> Objective
Copy exactly, and only, the lines from the line containing "Extract all the data from this chart as JSON." through the last line of the records below, both included.

> Task inputs
##########

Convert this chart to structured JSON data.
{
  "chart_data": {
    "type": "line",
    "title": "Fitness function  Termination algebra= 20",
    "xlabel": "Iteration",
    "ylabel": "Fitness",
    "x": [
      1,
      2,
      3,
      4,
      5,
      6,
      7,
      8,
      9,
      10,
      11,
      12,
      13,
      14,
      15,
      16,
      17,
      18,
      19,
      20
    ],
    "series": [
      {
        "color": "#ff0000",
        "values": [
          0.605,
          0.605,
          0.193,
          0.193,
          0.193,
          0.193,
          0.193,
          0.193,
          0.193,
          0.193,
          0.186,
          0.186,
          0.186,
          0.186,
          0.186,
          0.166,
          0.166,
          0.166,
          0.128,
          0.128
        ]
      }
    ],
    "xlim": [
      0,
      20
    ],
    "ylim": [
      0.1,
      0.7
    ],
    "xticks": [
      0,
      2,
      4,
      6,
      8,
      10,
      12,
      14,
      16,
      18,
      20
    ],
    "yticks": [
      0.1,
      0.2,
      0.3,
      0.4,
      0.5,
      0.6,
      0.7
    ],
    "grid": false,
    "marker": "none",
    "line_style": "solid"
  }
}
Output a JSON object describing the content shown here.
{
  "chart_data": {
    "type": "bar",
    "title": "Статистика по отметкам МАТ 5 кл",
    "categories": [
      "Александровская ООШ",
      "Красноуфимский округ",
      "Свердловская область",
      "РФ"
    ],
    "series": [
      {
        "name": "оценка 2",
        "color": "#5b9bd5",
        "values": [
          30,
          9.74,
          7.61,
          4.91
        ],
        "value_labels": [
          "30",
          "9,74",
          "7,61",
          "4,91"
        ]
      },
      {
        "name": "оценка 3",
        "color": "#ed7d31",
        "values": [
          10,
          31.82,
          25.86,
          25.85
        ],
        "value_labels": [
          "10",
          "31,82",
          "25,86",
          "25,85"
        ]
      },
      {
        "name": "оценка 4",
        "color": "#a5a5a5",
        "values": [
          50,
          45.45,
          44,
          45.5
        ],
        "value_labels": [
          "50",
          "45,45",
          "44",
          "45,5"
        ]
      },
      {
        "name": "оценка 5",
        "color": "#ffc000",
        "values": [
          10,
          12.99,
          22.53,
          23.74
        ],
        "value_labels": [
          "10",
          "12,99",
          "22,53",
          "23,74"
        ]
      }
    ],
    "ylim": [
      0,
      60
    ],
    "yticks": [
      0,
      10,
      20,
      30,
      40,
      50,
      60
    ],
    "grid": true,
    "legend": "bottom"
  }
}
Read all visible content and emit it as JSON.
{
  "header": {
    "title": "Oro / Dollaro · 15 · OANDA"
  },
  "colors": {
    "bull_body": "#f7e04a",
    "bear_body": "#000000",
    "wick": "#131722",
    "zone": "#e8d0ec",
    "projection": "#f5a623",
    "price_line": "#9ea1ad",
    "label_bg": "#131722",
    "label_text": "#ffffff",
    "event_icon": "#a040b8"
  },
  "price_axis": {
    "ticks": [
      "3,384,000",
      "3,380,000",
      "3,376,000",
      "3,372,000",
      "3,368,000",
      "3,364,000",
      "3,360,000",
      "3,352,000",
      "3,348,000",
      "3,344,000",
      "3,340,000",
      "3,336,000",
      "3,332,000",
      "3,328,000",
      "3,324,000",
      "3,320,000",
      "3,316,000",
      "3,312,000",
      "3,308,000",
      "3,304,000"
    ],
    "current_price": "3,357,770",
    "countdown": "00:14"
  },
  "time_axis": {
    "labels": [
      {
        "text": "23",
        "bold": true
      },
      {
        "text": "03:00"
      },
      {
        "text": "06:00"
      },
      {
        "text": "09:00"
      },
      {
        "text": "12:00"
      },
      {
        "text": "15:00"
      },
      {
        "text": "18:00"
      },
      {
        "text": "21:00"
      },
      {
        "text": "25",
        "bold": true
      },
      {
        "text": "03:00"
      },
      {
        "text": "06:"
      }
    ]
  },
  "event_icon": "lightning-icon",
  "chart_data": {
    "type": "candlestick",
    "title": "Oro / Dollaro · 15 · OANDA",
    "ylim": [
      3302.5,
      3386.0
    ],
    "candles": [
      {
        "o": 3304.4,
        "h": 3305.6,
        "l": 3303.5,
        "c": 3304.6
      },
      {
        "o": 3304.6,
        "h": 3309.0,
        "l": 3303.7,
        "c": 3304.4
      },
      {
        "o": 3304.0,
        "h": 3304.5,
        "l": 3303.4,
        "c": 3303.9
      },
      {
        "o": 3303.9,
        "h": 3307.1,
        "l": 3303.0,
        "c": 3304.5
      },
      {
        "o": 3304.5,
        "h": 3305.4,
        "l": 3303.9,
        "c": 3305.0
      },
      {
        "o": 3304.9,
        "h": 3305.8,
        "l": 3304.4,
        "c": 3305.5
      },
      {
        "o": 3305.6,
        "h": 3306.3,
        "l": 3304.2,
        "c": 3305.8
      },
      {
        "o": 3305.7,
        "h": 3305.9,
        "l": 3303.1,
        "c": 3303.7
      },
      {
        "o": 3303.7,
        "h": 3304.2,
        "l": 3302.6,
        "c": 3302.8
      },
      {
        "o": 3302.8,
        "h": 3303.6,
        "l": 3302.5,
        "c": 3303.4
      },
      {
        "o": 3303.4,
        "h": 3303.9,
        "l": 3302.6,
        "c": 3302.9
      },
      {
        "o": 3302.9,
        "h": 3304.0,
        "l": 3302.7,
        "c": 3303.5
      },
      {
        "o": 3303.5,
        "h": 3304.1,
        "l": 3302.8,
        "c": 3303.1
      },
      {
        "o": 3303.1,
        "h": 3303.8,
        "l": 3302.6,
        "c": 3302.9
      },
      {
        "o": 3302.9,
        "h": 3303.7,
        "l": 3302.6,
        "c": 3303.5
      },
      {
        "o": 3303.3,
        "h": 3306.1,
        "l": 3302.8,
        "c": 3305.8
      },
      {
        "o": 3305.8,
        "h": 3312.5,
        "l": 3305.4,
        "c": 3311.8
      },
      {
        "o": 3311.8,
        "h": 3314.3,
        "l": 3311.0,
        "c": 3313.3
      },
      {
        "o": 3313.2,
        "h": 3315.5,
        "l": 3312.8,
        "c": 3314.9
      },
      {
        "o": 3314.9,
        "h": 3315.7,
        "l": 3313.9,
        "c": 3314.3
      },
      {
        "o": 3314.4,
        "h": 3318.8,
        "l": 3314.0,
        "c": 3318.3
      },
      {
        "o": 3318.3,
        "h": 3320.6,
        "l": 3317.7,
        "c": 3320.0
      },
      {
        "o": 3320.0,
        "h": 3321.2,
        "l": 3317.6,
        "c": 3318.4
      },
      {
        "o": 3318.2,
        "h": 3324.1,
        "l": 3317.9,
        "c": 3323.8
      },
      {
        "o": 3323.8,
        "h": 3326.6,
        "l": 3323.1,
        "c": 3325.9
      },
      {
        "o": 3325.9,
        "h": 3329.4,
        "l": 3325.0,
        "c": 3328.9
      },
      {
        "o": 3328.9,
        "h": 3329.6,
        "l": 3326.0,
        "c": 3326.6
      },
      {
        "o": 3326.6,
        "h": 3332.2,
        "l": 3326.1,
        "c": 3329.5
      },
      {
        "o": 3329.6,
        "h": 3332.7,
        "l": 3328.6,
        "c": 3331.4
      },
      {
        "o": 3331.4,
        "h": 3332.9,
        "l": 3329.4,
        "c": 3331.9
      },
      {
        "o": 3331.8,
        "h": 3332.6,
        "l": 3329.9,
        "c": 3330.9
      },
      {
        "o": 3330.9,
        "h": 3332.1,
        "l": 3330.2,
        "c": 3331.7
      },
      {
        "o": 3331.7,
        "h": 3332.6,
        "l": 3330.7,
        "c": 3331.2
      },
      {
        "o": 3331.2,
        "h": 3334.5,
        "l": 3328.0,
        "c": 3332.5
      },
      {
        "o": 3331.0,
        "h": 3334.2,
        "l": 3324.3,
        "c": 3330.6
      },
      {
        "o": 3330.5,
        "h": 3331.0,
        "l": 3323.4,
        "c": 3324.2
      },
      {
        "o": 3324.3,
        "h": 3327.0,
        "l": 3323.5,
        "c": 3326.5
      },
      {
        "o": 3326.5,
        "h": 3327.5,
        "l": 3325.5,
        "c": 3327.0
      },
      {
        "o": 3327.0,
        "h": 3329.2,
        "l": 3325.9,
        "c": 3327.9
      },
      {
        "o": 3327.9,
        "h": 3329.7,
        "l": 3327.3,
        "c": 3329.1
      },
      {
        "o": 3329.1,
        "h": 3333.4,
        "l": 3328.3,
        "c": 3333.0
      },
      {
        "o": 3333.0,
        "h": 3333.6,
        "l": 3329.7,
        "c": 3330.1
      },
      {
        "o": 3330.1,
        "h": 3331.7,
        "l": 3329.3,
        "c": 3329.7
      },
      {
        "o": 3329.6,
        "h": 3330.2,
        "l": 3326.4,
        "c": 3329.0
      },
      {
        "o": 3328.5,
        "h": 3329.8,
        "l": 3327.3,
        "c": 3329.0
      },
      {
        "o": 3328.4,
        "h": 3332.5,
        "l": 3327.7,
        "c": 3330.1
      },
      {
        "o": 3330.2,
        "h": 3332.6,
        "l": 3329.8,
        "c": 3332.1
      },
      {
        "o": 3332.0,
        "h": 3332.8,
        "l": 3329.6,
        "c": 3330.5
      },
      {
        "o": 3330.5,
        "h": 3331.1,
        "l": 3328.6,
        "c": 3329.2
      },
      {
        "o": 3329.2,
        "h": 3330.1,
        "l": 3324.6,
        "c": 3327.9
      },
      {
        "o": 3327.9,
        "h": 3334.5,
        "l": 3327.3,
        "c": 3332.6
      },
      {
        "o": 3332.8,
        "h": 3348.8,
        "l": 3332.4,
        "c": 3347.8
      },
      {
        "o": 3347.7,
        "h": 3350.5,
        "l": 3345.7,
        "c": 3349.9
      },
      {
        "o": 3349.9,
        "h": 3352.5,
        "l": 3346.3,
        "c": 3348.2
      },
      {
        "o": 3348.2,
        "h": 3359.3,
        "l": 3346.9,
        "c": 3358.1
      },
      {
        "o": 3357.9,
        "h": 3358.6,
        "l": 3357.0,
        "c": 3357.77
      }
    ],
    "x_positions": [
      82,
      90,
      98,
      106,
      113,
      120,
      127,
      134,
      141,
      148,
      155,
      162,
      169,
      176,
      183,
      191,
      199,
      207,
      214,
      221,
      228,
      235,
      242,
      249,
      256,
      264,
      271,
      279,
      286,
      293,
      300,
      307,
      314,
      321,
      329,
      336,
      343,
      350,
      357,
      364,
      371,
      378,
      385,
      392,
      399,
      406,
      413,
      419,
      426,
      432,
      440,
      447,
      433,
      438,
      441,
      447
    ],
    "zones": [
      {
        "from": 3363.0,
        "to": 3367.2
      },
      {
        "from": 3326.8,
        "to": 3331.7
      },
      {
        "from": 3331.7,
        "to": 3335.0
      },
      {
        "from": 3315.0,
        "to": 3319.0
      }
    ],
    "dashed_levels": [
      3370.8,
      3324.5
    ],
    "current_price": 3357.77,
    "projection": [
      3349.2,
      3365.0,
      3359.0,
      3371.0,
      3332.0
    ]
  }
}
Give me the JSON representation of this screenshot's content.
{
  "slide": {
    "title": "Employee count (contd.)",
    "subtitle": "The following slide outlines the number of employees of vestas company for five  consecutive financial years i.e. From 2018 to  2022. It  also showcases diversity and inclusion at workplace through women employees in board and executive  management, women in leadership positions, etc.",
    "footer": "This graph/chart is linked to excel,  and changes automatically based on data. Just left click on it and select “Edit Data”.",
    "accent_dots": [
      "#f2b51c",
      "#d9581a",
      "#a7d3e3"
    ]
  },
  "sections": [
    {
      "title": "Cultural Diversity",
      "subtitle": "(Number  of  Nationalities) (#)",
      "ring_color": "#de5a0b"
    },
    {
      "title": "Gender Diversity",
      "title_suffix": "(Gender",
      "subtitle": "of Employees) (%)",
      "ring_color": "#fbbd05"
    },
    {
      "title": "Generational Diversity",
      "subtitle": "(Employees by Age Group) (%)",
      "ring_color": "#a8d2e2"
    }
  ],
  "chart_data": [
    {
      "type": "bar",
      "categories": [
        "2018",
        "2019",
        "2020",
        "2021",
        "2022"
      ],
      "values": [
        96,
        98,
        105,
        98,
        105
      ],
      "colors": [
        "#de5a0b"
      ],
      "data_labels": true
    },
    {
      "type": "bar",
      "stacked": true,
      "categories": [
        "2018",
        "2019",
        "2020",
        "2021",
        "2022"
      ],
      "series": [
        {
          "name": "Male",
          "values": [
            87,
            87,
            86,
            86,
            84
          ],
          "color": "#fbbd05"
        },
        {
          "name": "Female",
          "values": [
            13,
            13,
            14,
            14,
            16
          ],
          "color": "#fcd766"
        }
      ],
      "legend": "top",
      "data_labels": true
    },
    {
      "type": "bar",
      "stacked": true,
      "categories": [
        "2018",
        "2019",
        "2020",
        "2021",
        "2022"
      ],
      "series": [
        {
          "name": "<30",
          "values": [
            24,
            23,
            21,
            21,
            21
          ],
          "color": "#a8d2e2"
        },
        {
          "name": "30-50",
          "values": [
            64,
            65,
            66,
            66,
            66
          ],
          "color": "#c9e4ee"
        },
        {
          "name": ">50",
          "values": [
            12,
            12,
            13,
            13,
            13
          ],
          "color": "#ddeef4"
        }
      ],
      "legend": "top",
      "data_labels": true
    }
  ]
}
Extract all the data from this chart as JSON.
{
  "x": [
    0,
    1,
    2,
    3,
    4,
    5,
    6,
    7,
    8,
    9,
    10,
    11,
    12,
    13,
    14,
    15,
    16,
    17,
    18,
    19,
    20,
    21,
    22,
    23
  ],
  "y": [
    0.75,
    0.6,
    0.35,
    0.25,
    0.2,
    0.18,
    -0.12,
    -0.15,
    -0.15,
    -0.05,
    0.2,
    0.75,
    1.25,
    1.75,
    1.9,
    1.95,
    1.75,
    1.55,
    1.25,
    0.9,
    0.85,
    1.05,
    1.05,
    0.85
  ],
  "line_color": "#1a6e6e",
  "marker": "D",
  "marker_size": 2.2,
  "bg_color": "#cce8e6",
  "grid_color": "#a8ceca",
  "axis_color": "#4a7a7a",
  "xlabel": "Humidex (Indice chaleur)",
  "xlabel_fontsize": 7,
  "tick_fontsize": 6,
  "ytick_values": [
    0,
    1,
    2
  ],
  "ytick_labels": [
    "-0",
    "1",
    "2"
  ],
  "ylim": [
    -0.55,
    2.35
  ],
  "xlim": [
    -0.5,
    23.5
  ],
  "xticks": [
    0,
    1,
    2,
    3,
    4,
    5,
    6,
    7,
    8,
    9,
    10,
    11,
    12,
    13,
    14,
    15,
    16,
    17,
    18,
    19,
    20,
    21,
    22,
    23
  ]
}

##########

> Written response
Extract all the data from this chart as JSON.
{
  "x": [
    0,
    1,
    2,
    3,
    4,
    5,
    6,
    7,
    8,
    9,
    10,
    11,
    12,
    13,
    14,
    15,
    16,
    17,
    18,
    19,
    20,
    21,
    22,
    23
  ],
  "y": [
    0.75,
    0.6,
    0.35,
    0.25,
    0.2,
    0.18,
    -0.12,
    -0.15,
    -0.15,
    -0.05,
    0.2,
    0.75,
    1.25,
    1.75,
    1.9,
    1.95,
    1.75,
    1.55,
    1.25,
    0.9,
    0.85,
    1.05,
    1.05,
    0.85
  ],
  "line_color": "#1a6e6e",
  "marker": "D",
  "marker_size": 2.2,
  "bg_color": "#cce8e6",
  "grid_color": "#a8ceca",
  "axis_color": "#4a7a7a",
  "xlabel": "Humidex (Indice chaleur)",
  "xlabel_fontsize": 7,
  "tick_fontsize": 6,
  "ytick_values": [
    0,
    1,
    2
  ],
  "ytick_labels": [
    "-0",
    "1",
    "2"
  ],
  "ylim": [
    -0.55,
    2.35
  ],
  "xlim": [
    -0.5,
    23.5
  ],
  "xticks": [
    0,
    1,
    2,
    3,
    4,
    5,
    6,
    7,
    8,
    9,
    10,
    11,
    12,
    13,
    14,
    15,
    16,
    17,
    18,
    19,
    20,
    21,
    22,
    23
  ]
}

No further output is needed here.